* **Written task**
Leave out the pictures and print precisely the lines from the line with "Type out the text in this image." to the final line of the entries, both ends included.

* **Available records**
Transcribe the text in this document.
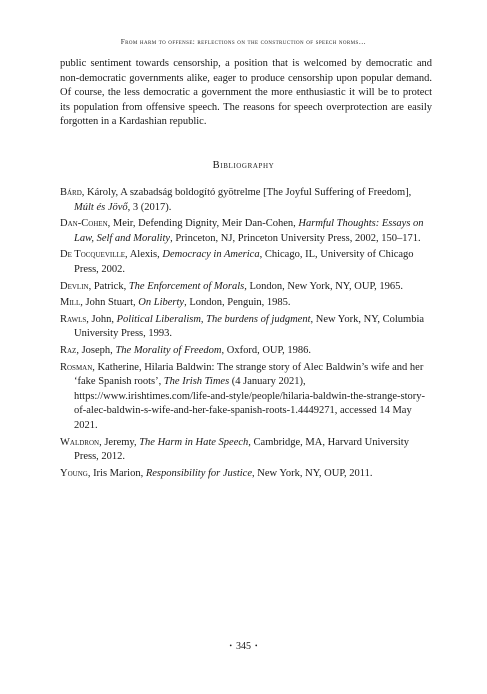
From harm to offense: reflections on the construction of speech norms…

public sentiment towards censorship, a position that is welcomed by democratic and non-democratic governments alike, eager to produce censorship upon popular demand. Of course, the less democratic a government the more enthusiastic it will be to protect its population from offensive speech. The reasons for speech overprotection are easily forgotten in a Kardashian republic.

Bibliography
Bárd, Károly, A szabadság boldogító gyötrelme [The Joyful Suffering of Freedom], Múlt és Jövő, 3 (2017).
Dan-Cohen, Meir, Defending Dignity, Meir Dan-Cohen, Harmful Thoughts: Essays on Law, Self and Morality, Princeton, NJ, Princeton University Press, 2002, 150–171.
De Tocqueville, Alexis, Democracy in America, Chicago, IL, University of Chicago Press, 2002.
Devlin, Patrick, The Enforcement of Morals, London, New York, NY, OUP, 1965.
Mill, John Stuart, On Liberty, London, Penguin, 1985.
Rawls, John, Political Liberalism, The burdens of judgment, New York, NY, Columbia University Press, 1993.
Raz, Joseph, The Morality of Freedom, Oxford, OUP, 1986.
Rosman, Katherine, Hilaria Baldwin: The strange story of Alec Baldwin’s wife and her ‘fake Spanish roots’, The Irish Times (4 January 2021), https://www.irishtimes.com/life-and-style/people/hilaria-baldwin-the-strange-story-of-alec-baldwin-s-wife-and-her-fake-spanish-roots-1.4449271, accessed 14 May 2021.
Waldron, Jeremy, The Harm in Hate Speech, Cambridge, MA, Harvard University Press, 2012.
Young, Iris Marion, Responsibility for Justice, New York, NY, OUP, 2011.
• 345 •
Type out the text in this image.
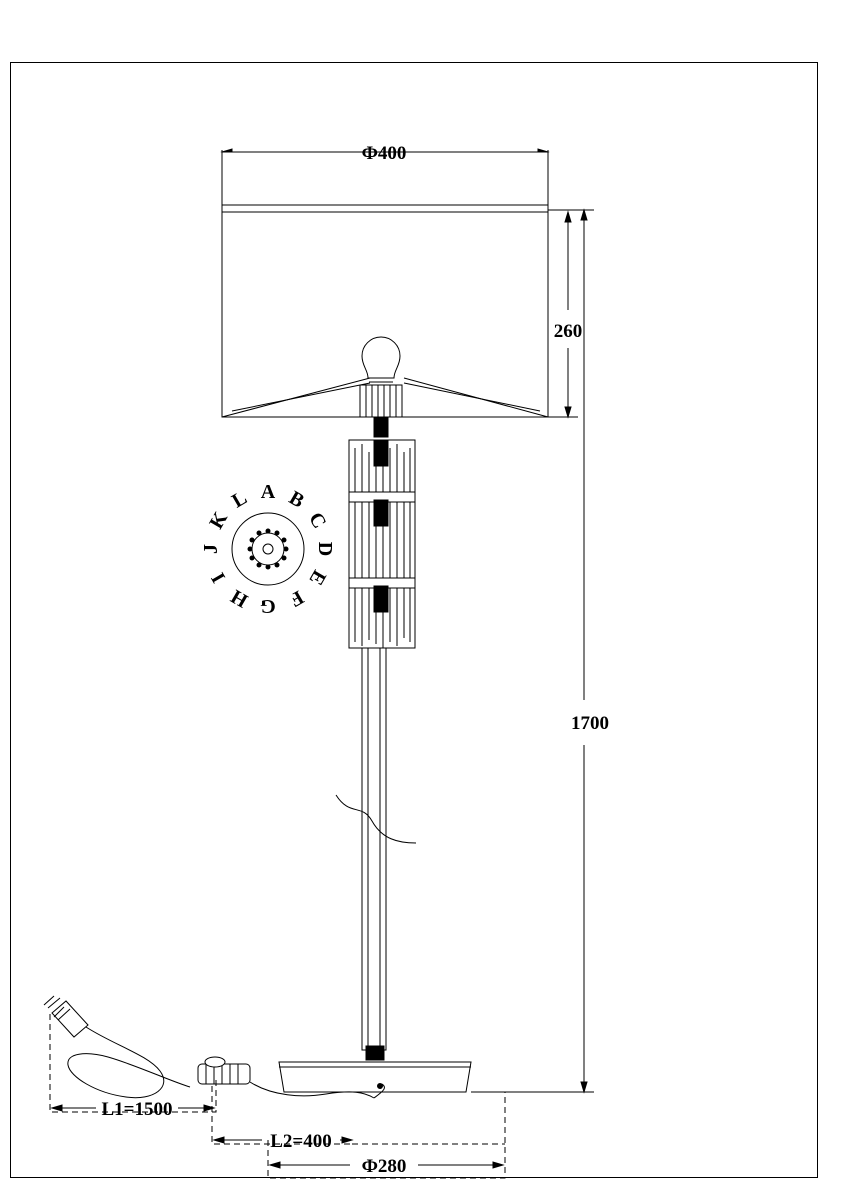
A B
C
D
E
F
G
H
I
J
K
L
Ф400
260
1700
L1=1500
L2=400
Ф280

* **Solution for this task**
Type out the text in this image.
A B
C
D
E
F
G
H
I
J
K
L
Ф400
260
1700
L1=1500
L2=400
Ф280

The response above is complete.